## Items from a data source:
▼▼▼

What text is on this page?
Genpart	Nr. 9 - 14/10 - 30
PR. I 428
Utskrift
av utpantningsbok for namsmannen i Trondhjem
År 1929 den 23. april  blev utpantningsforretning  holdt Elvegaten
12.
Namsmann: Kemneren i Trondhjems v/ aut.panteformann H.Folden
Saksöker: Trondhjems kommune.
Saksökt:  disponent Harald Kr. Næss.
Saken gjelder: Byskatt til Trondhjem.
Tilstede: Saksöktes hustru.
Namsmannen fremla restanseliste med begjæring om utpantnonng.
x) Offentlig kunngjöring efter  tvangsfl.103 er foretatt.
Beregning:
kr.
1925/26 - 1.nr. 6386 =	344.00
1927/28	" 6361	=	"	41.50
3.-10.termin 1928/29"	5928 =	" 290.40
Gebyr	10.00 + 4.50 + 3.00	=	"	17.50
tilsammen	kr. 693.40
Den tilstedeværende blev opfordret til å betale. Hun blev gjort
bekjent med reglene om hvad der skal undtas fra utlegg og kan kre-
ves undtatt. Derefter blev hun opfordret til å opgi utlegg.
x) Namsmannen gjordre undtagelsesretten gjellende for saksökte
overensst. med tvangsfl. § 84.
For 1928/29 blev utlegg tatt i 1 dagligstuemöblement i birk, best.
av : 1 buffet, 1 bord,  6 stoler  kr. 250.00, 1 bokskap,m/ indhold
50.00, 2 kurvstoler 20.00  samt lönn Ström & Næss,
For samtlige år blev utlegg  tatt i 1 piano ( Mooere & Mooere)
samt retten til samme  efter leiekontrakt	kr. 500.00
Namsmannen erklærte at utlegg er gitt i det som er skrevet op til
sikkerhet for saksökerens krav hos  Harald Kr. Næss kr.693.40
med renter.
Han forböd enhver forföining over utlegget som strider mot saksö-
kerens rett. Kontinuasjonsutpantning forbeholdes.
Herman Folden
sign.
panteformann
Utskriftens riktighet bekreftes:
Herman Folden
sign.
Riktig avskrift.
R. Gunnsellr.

▲▲▲

## Work to be completed:
Each line in the data that holds the string "Næss" should be found and copied.

## Exercise response:
Saksökt:  disponent Harald Kr. Næss.
50.00, 2 kurvstoler 20.00  samt lönn Ström & Næss,
sikkerhet for saksökerens krav hos  Harald Kr. Næss kr.693.40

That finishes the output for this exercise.